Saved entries
▼

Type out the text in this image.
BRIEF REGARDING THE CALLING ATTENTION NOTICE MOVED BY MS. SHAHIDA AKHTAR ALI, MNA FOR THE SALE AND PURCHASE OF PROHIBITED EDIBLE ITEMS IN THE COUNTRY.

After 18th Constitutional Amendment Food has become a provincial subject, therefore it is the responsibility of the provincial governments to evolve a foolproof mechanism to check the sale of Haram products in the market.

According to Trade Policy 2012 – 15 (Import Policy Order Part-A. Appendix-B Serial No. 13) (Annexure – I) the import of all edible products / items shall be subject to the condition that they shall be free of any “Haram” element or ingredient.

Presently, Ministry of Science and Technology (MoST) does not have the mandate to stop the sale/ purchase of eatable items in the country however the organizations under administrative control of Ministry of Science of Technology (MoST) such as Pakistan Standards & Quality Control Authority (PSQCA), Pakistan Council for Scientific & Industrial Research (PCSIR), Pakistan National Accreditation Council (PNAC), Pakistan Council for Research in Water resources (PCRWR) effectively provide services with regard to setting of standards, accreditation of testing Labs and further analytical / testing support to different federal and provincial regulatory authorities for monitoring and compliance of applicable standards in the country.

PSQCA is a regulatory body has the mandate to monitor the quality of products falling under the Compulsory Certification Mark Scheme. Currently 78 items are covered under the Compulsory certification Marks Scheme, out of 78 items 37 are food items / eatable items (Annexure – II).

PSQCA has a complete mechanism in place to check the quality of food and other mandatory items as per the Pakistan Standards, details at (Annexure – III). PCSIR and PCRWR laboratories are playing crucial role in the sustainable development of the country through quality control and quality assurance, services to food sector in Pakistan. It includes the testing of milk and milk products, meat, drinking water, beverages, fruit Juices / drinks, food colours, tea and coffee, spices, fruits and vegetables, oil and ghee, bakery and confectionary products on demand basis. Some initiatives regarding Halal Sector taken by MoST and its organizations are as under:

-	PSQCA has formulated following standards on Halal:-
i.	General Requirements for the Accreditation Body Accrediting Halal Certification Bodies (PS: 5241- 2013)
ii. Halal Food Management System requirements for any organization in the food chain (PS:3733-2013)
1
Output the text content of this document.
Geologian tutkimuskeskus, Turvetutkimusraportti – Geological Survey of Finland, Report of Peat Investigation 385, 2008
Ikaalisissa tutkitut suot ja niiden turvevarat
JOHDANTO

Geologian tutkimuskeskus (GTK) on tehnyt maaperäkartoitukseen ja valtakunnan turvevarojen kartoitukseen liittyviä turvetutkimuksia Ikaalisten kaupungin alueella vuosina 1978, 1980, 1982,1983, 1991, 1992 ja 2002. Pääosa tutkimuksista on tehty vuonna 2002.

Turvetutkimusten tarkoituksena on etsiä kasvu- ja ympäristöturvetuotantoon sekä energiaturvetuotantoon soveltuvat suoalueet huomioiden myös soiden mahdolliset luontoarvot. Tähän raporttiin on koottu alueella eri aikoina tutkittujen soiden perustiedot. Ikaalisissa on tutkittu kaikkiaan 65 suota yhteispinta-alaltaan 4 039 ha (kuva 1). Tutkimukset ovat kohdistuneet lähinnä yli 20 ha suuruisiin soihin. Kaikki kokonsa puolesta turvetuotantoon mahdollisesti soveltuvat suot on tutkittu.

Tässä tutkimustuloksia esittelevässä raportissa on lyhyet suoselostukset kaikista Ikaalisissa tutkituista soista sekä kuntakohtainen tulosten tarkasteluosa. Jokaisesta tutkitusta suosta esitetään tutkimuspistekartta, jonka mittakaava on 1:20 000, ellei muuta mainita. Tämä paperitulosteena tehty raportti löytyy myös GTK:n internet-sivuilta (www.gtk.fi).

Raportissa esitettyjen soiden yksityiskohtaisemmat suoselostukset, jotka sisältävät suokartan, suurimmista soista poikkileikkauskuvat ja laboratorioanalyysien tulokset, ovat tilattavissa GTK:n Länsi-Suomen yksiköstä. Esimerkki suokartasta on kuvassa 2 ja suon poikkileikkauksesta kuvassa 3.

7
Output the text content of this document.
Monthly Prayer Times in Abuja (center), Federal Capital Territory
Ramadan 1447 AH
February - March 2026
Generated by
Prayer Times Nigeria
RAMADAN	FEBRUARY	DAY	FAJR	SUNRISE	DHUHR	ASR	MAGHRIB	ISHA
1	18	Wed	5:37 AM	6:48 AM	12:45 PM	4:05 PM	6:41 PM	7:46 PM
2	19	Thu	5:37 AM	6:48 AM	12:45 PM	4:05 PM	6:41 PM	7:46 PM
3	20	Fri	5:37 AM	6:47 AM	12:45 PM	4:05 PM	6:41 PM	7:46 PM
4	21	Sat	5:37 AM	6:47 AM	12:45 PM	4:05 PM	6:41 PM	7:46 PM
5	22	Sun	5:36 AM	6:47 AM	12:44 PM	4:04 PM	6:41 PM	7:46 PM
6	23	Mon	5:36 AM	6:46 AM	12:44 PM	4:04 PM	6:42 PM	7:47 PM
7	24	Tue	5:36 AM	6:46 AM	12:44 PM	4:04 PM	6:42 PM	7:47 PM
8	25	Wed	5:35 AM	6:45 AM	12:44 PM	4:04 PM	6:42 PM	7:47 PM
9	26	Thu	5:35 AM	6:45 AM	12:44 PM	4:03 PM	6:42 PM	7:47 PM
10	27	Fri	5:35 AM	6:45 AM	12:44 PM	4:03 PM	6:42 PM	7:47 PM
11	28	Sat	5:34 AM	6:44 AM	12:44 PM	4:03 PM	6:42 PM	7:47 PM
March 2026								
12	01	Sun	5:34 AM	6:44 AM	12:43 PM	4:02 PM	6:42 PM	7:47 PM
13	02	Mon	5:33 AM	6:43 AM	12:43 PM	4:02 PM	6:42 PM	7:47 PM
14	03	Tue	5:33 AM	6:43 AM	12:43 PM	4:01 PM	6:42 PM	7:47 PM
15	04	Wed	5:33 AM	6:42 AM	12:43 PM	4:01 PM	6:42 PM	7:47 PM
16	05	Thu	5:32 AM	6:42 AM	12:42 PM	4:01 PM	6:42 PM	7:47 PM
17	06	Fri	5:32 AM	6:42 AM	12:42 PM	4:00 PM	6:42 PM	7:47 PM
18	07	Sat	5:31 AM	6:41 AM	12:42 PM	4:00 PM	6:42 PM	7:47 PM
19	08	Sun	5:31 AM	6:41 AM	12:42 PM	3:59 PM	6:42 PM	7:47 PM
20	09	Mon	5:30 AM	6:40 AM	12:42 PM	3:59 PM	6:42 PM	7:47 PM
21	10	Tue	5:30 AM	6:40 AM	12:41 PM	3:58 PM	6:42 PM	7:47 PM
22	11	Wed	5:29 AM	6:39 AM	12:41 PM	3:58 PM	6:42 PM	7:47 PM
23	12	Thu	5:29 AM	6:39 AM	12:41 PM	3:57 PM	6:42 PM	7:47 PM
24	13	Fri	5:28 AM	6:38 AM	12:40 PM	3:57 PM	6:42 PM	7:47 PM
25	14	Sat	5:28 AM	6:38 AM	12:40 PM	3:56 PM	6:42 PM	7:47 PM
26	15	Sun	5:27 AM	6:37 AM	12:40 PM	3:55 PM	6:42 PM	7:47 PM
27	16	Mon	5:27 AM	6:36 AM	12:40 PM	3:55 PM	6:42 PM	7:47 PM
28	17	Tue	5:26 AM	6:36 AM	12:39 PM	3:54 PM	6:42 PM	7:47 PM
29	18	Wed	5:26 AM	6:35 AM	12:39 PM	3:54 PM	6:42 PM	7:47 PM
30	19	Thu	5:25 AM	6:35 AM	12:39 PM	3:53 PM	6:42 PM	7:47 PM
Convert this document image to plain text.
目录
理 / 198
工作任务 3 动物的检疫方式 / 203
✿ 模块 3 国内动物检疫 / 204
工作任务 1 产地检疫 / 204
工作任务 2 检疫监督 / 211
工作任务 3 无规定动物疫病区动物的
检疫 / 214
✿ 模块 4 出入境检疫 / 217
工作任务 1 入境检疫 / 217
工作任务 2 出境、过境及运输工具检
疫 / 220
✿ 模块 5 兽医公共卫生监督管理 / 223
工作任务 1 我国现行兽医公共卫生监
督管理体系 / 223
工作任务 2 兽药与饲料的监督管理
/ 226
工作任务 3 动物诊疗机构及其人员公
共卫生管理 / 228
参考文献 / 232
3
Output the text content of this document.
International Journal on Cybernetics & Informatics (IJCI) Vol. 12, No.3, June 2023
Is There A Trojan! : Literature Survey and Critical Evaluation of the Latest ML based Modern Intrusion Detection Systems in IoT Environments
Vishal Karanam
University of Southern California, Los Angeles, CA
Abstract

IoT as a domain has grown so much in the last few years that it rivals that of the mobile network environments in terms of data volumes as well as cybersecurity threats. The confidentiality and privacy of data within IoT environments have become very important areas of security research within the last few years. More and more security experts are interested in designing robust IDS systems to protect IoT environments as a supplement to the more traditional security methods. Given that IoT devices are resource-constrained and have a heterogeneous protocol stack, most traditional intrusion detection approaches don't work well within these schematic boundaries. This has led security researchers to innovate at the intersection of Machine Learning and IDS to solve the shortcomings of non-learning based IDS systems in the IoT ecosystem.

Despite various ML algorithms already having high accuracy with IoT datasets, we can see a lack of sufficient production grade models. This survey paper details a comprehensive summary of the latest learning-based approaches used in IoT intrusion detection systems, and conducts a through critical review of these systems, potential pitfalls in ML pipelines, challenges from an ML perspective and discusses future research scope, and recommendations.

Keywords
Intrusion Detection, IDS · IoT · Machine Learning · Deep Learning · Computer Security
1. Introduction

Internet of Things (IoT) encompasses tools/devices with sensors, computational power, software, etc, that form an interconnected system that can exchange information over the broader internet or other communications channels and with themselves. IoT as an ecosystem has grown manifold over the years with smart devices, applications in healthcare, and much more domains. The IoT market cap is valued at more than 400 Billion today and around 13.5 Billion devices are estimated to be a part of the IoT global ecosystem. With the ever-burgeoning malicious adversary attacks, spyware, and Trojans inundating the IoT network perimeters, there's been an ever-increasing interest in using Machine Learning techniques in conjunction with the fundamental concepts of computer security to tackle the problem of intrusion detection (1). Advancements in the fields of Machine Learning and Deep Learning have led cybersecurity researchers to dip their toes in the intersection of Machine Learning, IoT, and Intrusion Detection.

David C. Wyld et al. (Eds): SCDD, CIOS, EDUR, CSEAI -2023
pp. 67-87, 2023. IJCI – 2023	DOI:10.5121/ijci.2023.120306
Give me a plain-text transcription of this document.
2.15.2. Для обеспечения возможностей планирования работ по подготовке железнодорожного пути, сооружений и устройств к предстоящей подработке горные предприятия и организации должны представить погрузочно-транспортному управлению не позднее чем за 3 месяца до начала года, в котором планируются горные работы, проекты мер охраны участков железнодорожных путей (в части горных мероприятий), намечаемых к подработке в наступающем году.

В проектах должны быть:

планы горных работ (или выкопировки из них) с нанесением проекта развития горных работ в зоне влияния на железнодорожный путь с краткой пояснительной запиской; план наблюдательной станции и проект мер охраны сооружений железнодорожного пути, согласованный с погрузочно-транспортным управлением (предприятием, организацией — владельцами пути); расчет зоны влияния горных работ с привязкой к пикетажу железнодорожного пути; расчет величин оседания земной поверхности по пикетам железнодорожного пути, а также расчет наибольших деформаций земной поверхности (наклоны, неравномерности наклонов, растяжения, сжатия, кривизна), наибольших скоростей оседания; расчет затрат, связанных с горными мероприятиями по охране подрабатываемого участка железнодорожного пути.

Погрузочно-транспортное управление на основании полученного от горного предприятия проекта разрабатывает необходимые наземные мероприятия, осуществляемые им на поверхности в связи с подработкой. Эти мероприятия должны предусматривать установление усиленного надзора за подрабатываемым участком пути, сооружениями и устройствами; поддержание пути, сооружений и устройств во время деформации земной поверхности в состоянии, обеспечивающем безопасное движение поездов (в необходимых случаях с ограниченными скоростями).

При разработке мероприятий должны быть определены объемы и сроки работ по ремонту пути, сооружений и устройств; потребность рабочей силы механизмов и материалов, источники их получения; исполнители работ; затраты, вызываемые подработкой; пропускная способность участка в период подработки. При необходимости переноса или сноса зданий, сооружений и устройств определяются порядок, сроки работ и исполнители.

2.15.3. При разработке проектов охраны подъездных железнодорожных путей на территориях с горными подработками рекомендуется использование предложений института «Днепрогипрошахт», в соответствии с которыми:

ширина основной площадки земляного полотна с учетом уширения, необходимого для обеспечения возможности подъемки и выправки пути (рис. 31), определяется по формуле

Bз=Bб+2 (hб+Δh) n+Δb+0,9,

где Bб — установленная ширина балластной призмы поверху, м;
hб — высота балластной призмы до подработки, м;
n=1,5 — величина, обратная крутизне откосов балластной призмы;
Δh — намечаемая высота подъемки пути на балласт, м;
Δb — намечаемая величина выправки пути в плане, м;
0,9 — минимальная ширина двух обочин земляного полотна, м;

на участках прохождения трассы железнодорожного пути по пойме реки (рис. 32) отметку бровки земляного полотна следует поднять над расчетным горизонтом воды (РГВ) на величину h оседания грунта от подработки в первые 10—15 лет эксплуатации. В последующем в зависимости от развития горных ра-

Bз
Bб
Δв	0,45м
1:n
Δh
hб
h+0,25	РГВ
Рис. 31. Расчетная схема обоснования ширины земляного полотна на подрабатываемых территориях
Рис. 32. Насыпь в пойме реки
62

▲

▸ **Task prompt**: Where a line of the records above holds the word "image", copy that line.

▸ **Solution for this task**:
Type out the text in this image.
Convert this document image to plain text.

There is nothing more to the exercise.